[Task details]: Rewrite the lines below, substituting "Eastern Highlands Province" for every occurrence of "Morobe Province" and changing nothing else. Omit the pictures from your answer.

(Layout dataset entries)
◆ ◆ ◆ ◆ ◆
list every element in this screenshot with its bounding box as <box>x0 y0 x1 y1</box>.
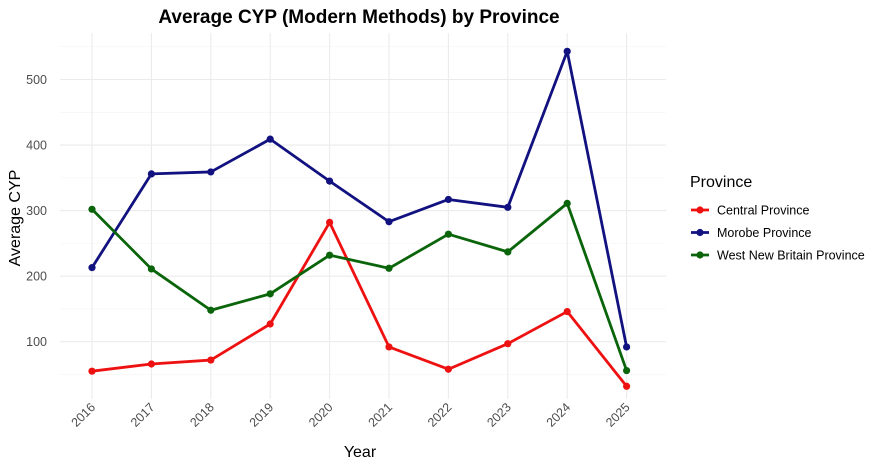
data-point-0-7 <box>504 340 512 348</box>
y-axis-title: Average CYP <box>7 170 24 267</box>
data-point-2-4 <box>326 251 334 259</box>
y-tick-labels: 100 200 300 400 500 <box>26 73 47 349</box>
data-point-1-7 <box>504 203 512 211</box>
data-point-2-7 <box>504 248 512 256</box>
legend-item-2: West New Britain Province <box>691 249 865 263</box>
x-tick-label-1: 2017 <box>128 400 158 430</box>
x-tick-label-8: 2024 <box>544 400 574 430</box>
data-point-2-5 <box>385 264 393 272</box>
data-point-1-5 <box>385 218 393 226</box>
x-tick-label-9: 2025 <box>603 400 633 430</box>
data-point-2-1 <box>147 265 155 273</box>
legend-title: Province <box>690 174 752 191</box>
data-point-2-8 <box>563 199 571 207</box>
x-tick-label-4: 2020 <box>306 400 336 430</box>
y-tick-label-0: 100 <box>26 335 47 349</box>
data-point-1-0 <box>88 264 96 272</box>
x-tick-label-5: 2021 <box>366 400 396 430</box>
data-point-2-2 <box>207 306 215 314</box>
x-axis-title: Year <box>344 444 377 461</box>
legend-label-0: Central Province <box>717 204 809 218</box>
x-tick-label-0: 2016 <box>69 400 99 430</box>
data-point-0-6 <box>444 365 452 373</box>
data-point-1-6 <box>444 195 452 204</box>
x-tick-label-3: 2019 <box>247 400 277 430</box>
data-point-0-8 <box>563 307 571 316</box>
data-point-0-0 <box>88 367 96 375</box>
x-tick-labels: 2016 2017 2018 2019 2020 2021 2022 2023 2024 2025 <box>69 400 633 430</box>
legend-key-point-1 <box>696 228 704 237</box>
data-point-0-9 <box>623 382 631 390</box>
data-point-0-5 <box>385 343 393 351</box>
x-tick-label-2: 2018 <box>187 400 217 430</box>
legend-item-0: Central Province <box>691 204 809 218</box>
y-tick-label-2: 300 <box>26 204 47 218</box>
data-point-2-6 <box>444 230 452 238</box>
series-line-2 <box>90 201 628 372</box>
series-line-1 <box>90 49 628 349</box>
data-point-1-1 <box>147 170 155 178</box>
x-tick-label-6: 2022 <box>425 400 455 430</box>
series-line-0 <box>90 220 628 388</box>
y-tick-label-1: 200 <box>26 270 47 284</box>
data-point-0-2 <box>207 356 215 364</box>
data-point-1-9 <box>623 343 631 351</box>
data-point-1-2 <box>207 168 215 176</box>
legend-label-1: Morobe Province <box>717 226 812 240</box>
data-point-2-9 <box>623 366 631 375</box>
data-point-2-3 <box>266 290 274 298</box>
data-point-0-4 <box>326 218 334 226</box>
x-tick-label-7: 2023 <box>484 400 514 430</box>
legend-item-1: Morobe Province <box>691 226 812 240</box>
legend-label-2: West New Britain Province <box>717 249 865 263</box>
data-point-1-4 <box>326 177 334 185</box>
series-2 <box>88 199 631 375</box>
data-point-0-3 <box>266 320 274 328</box>
legend: Province Central Province Morobe Province… <box>690 174 865 263</box>
data-point-1-8 <box>563 47 571 55</box>
series-1 <box>88 47 631 351</box>
chart-title: Average CYP (Modern Methods) by Province <box>158 7 559 28</box>
y-tick-label-3: 400 <box>26 139 47 153</box>
grid <box>60 33 666 399</box>
legend-key-point-2 <box>696 251 704 259</box>
series-0 <box>88 218 631 390</box>
data-point-0-1 <box>147 360 155 368</box>
data-point-2-0 <box>88 205 96 213</box>
legend-key-point-0 <box>696 206 704 214</box>
y-tick-label-4: 500 <box>26 73 47 87</box>
data-point-1-3 <box>266 135 274 143</box>
series-layer <box>88 47 631 390</box>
◆ ◆ ◆ ◆ ◆
[Answer for the task]:
list every element in this screenshot with its bounding box as <box>x0 y0 x1 y1</box>.
data-point-0-7 <box>504 340 512 348</box>
y-axis-title: Average CYP <box>7 170 24 267</box>
data-point-2-4 <box>326 251 334 259</box>
y-tick-labels: 100 200 300 400 500 <box>26 73 47 349</box>
data-point-1-7 <box>504 203 512 211</box>
data-point-2-7 <box>504 248 512 256</box>
legend-item-2: West New Britain Province <box>691 249 865 263</box>
x-tick-label-1: 2017 <box>128 400 158 430</box>
x-tick-label-8: 2024 <box>544 400 574 430</box>
data-point-2-5 <box>385 264 393 272</box>
data-point-1-5 <box>385 218 393 226</box>
x-tick-label-9: 2025 <box>603 400 633 430</box>
data-point-2-1 <box>147 265 155 273</box>
legend-title: Province <box>690 174 752 191</box>
data-point-2-8 <box>563 199 571 207</box>
x-tick-label-4: 2020 <box>306 400 336 430</box>
y-tick-label-0: 100 <box>26 335 47 349</box>
data-point-1-0 <box>88 264 96 272</box>
x-tick-label-5: 2021 <box>366 400 396 430</box>
data-point-2-2 <box>207 306 215 314</box>
x-axis-title: Year <box>344 444 377 461</box>
legend-label-0: Central Province <box>717 204 809 218</box>
x-tick-label-0: 2016 <box>69 400 99 430</box>
data-point-0-6 <box>444 365 452 373</box>
data-point-1-6 <box>444 195 452 204</box>
x-tick-label-3: 2019 <box>247 400 277 430</box>
data-point-0-8 <box>563 307 571 316</box>
data-point-0-0 <box>88 367 96 375</box>
x-tick-labels: 2016 2017 2018 2019 2020 2021 2022 2023 2024 2025 <box>69 400 633 430</box>
legend-key-point-1 <box>696 228 704 237</box>
data-point-0-9 <box>623 382 631 390</box>
data-point-0-5 <box>385 343 393 351</box>
x-tick-label-2: 2018 <box>187 400 217 430</box>
legend-item-0: Central Province <box>691 204 809 218</box>
y-tick-label-2: 300 <box>26 204 47 218</box>
data-point-2-6 <box>444 230 452 238</box>
series-line-2 <box>90 201 628 372</box>
series-line-1 <box>90 49 628 349</box>
data-point-1-1 <box>147 170 155 178</box>
x-tick-label-6: 2022 <box>425 400 455 430</box>
series-line-0 <box>90 220 628 388</box>
y-tick-label-1: 200 <box>26 270 47 284</box>
data-point-0-2 <box>207 356 215 364</box>
data-point-1-9 <box>623 343 631 351</box>
data-point-1-2 <box>207 168 215 176</box>
legend-label-1: Eastern Highlands Province <box>717 226 812 240</box>
data-point-2-9 <box>623 366 631 375</box>
data-point-2-3 <box>266 290 274 298</box>
data-point-0-4 <box>326 218 334 226</box>
x-tick-label-7: 2023 <box>484 400 514 430</box>
legend-item-1: Eastern Highlands Province <box>691 226 812 240</box>
legend-label-2: West New Britain Province <box>717 249 865 263</box>
data-point-1-4 <box>326 177 334 185</box>
series-2 <box>88 199 631 375</box>
data-point-0-3 <box>266 320 274 328</box>
legend: Province Central Province Eastern Highlands Province… <box>690 174 865 263</box>
data-point-1-8 <box>563 47 571 55</box>
series-1 <box>88 47 631 351</box>
chart-title: Average CYP (Modern Methods) by Province <box>158 7 559 28</box>
y-tick-label-3: 400 <box>26 139 47 153</box>
grid <box>60 33 666 399</box>
legend-key-point-2 <box>696 251 704 259</box>
series-0 <box>88 218 631 390</box>
data-point-0-1 <box>147 360 155 368</box>
data-point-2-0 <box>88 205 96 213</box>
legend-key-point-0 <box>696 206 704 214</box>
y-tick-label-4: 500 <box>26 73 47 87</box>
data-point-1-3 <box>266 135 274 143</box>
series-layer <box>88 47 631 390</box>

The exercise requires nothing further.